> Rows:
#####

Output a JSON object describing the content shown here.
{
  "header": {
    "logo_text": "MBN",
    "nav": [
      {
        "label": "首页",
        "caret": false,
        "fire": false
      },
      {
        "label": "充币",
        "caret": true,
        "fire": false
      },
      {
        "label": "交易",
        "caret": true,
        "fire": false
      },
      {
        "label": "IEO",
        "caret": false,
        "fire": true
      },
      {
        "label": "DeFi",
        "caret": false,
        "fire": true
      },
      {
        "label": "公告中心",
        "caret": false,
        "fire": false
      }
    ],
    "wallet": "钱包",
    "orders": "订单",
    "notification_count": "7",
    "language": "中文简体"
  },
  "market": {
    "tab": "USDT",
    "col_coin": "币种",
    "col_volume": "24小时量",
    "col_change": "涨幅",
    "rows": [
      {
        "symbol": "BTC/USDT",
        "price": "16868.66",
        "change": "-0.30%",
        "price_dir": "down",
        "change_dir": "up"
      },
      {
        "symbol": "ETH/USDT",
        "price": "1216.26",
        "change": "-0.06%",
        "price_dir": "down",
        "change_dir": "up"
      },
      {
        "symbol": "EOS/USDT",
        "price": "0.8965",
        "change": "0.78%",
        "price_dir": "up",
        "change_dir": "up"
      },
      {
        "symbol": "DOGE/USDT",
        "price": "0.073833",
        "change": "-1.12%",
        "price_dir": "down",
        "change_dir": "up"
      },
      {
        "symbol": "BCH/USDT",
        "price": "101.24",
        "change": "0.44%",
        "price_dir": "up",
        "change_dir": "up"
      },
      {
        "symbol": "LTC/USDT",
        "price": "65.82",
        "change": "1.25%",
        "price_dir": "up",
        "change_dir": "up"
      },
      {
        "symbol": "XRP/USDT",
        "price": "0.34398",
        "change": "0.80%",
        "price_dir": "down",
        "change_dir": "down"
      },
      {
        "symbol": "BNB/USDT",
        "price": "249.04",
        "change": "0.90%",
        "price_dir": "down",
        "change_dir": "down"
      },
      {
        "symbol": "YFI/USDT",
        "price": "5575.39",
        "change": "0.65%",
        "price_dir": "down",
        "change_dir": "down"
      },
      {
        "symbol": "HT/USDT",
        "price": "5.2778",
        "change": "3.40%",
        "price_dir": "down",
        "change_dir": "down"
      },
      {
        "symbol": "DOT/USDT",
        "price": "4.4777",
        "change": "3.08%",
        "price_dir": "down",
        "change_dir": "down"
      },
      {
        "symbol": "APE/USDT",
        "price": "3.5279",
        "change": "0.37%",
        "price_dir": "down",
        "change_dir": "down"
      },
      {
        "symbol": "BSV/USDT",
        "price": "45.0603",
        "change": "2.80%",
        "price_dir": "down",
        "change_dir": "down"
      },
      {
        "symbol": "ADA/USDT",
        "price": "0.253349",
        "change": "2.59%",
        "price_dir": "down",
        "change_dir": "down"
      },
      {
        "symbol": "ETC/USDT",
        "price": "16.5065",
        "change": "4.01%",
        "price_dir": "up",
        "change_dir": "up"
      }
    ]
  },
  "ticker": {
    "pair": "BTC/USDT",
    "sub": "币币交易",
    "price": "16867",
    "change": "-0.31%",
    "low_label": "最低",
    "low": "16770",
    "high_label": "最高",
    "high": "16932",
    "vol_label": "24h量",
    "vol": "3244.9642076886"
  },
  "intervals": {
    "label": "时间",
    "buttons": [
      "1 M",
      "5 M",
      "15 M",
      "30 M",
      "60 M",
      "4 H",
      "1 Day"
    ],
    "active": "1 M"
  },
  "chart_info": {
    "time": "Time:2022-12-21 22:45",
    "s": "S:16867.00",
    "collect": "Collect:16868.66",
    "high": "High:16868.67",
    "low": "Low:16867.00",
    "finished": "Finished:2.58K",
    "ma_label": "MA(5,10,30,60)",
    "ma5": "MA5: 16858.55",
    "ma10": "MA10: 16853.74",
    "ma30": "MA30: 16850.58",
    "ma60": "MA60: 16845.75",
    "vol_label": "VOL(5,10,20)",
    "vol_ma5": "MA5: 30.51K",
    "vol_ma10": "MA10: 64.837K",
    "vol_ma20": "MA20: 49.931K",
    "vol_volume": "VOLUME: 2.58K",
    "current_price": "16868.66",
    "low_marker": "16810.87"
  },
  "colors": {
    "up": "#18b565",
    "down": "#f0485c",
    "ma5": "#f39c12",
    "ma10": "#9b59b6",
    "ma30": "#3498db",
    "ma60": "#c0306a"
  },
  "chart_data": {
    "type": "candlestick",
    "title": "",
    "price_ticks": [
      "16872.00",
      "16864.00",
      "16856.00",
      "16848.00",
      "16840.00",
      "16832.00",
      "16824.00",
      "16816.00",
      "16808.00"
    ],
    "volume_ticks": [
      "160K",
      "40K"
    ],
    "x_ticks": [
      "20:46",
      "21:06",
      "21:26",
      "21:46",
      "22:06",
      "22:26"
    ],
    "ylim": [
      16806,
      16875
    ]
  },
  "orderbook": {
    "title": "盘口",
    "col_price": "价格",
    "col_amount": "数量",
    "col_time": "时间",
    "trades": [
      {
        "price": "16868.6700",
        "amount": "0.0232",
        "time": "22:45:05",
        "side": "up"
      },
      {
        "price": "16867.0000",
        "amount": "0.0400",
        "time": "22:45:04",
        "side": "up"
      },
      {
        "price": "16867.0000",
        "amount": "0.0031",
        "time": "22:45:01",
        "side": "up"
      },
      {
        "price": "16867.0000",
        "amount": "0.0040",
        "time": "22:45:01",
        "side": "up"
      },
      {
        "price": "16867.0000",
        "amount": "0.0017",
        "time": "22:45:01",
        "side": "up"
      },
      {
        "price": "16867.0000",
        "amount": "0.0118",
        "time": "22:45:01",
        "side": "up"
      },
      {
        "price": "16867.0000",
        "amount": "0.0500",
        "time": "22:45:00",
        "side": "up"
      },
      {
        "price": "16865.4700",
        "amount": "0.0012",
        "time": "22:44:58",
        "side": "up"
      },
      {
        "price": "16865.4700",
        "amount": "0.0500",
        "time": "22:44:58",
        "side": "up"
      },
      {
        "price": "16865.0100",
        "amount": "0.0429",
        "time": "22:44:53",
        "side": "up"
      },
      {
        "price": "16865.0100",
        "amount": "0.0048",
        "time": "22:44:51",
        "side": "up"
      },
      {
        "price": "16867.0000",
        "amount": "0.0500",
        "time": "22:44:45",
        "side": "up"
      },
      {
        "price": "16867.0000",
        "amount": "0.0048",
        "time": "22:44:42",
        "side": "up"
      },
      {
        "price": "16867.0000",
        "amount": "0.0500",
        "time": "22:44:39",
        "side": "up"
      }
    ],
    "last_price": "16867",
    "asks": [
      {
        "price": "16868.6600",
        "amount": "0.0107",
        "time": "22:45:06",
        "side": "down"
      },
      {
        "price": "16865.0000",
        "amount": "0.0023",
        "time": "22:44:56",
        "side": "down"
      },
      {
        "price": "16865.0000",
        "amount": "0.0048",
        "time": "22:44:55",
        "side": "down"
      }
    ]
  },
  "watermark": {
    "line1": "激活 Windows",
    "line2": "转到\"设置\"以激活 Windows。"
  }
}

#####

> What you need to do:
The records above should be repeated in full, exactly as given.

> The completed task:
Output a JSON object describing the content shown here.
{
  "header": {
    "logo_text": "MBN",
    "nav": [
      {
        "label": "首页",
        "caret": false,
        "fire": false
      },
      {
        "label": "充币",
        "caret": true,
        "fire": false
      },
      {
        "label": "交易",
        "caret": true,
        "fire": false
      },
      {
        "label": "IEO",
        "caret": false,
        "fire": true
      },
      {
        "label": "DeFi",
        "caret": false,
        "fire": true
      },
      {
        "label": "公告中心",
        "caret": false,
        "fire": false
      }
    ],
    "wallet": "钱包",
    "orders": "订单",
    "notification_count": "7",
    "language": "中文简体"
  },
  "market": {
    "tab": "USDT",
    "col_coin": "币种",
    "col_volume": "24小时量",
    "col_change": "涨幅",
    "rows": [
      {
        "symbol": "BTC/USDT",
        "price": "16868.66",
        "change": "-0.30%",
        "price_dir": "down",
        "change_dir": "up"
      },
      {
        "symbol": "ETH/USDT",
        "price": "1216.26",
        "change": "-0.06%",
        "price_dir": "down",
        "change_dir": "up"
      },
      {
        "symbol": "EOS/USDT",
        "price": "0.8965",
        "change": "0.78%",
        "price_dir": "up",
        "change_dir": "up"
      },
      {
        "symbol": "DOGE/USDT",
        "price": "0.073833",
        "change": "-1.12%",
        "price_dir": "down",
        "change_dir": "up"
      },
      {
        "symbol": "BCH/USDT",
        "price": "101.24",
        "change": "0.44%",
        "price_dir": "up",
        "change_dir": "up"
      },
      {
        "symbol": "LTC/USDT",
        "price": "65.82",
        "change": "1.25%",
        "price_dir": "up",
        "change_dir": "up"
      },
      {
        "symbol": "XRP/USDT",
        "price": "0.34398",
        "change": "0.80%",
        "price_dir": "down",
        "change_dir": "down"
      },
      {
        "symbol": "BNB/USDT",
        "price": "249.04",
        "change": "0.90%",
        "price_dir": "down",
        "change_dir": "down"
      },
      {
        "symbol": "YFI/USDT",
        "price": "5575.39",
        "change": "0.65%",
        "price_dir": "down",
        "change_dir": "down"
      },
      {
        "symbol": "HT/USDT",
        "price": "5.2778",
        "change": "3.40%",
        "price_dir": "down",
        "change_dir": "down"
      },
      {
        "symbol": "DOT/USDT",
        "price": "4.4777",
        "change": "3.08%",
        "price_dir": "down",
        "change_dir": "down"
      },
      {
        "symbol": "APE/USDT",
        "price": "3.5279",
        "change": "0.37%",
        "price_dir": "down",
        "change_dir": "down"
      },
      {
        "symbol": "BSV/USDT",
        "price": "45.0603",
        "change": "2.80%",
        "price_dir": "down",
        "change_dir": "down"
      },
      {
        "symbol": "ADA/USDT",
        "price": "0.253349",
        "change": "2.59%",
        "price_dir": "down",
        "change_dir": "down"
      },
      {
        "symbol": "ETC/USDT",
        "price": "16.5065",
        "change": "4.01%",
        "price_dir": "up",
        "change_dir": "up"
      }
    ]
  },
  "ticker": {
    "pair": "BTC/USDT",
    "sub": "币币交易",
    "price": "16867",
    "change": "-0.31%",
    "low_label": "最低",
    "low": "16770",
    "high_label": "最高",
    "high": "16932",
    "vol_label": "24h量",
    "vol": "3244.9642076886"
  },
  "intervals": {
    "label": "时间",
    "buttons": [
      "1 M",
      "5 M",
      "15 M",
      "30 M",
      "60 M",
      "4 H",
      "1 Day"
    ],
    "active": "1 M"
  },
  "chart_info": {
    "time": "Time:2022-12-21 22:45",
    "s": "S:16867.00",
    "collect": "Collect:16868.66",
    "high": "High:16868.67",
    "low": "Low:16867.00",
    "finished": "Finished:2.58K",
    "ma_label": "MA(5,10,30,60)",
    "ma5": "MA5: 16858.55",
    "ma10": "MA10: 16853.74",
    "ma30": "MA30: 16850.58",
    "ma60": "MA60: 16845.75",
    "vol_label": "VOL(5,10,20)",
    "vol_ma5": "MA5: 30.51K",
    "vol_ma10": "MA10: 64.837K",
    "vol_ma20": "MA20: 49.931K",
    "vol_volume": "VOLUME: 2.58K",
    "current_price": "16868.66",
    "low_marker": "16810.87"
  },
  "colors": {
    "up": "#18b565",
    "down": "#f0485c",
    "ma5": "#f39c12",
    "ma10": "#9b59b6",
    "ma30": "#3498db",
    "ma60": "#c0306a"
  },
  "chart_data": {
    "type": "candlestick",
    "title": "",
    "price_ticks": [
      "16872.00",
      "16864.00",
      "16856.00",
      "16848.00",
      "16840.00",
      "16832.00",
      "16824.00",
      "16816.00",
      "16808.00"
    ],
    "volume_ticks": [
      "160K",
      "40K"
    ],
    "x_ticks": [
      "20:46",
      "21:06",
      "21:26",
      "21:46",
      "22:06",
      "22:26"
    ],
    "ylim": [
      16806,
      16875
    ]
  },
  "orderbook": {
    "title": "盘口",
    "col_price": "价格",
    "col_amount": "数量",
    "col_time": "时间",
    "trades": [
      {
        "price": "16868.6700",
        "amount": "0.0232",
        "time": "22:45:05",
        "side": "up"
      },
      {
        "price": "16867.0000",
        "amount": "0.0400",
        "time": "22:45:04",
        "side": "up"
      },
      {
        "price": "16867.0000",
        "amount": "0.0031",
        "time": "22:45:01",
        "side": "up"
      },
      {
        "price": "16867.0000",
        "amount": "0.0040",
        "time": "22:45:01",
        "side": "up"
      },
      {
        "price": "16867.0000",
        "amount": "0.0017",
        "time": "22:45:01",
        "side": "up"
      },
      {
        "price": "16867.0000",
        "amount": "0.0118",
        "time": "22:45:01",
        "side": "up"
      },
      {
        "price": "16867.0000",
        "amount": "0.0500",
        "time": "22:45:00",
        "side": "up"
      },
      {
        "price": "16865.4700",
        "amount": "0.0012",
        "time": "22:44:58",
        "side": "up"
      },
      {
        "price": "16865.4700",
        "amount": "0.0500",
        "time": "22:44:58",
        "side": "up"
      },
      {
        "price": "16865.0100",
        "amount": "0.0429",
        "time": "22:44:53",
        "side": "up"
      },
      {
        "price": "16865.0100",
        "amount": "0.0048",
        "time": "22:44:51",
        "side": "up"
      },
      {
        "price": "16867.0000",
        "amount": "0.0500",
        "time": "22:44:45",
        "side": "up"
      },
      {
        "price": "16867.0000",
        "amount": "0.0048",
        "time": "22:44:42",
        "side": "up"
      },
      {
        "price": "16867.0000",
        "amount": "0.0500",
        "time": "22:44:39",
        "side": "up"
      }
    ],
    "last_price": "16867",
    "asks": [
      {
        "price": "16868.6600",
        "amount": "0.0107",
        "time": "22:45:06",
        "side": "down"
      },
      {
        "price": "16865.0000",
        "amount": "0.0023",
        "time": "22:44:56",
        "side": "down"
      },
      {
        "price": "16865.0000",
        "amount": "0.0048",
        "time": "22:44:55",
        "side": "down"
      }
    ]
  },
  "watermark": {
    "line1": "激活 Windows",
    "line2": "转到\"设置\"以激活 Windows。"
  }
}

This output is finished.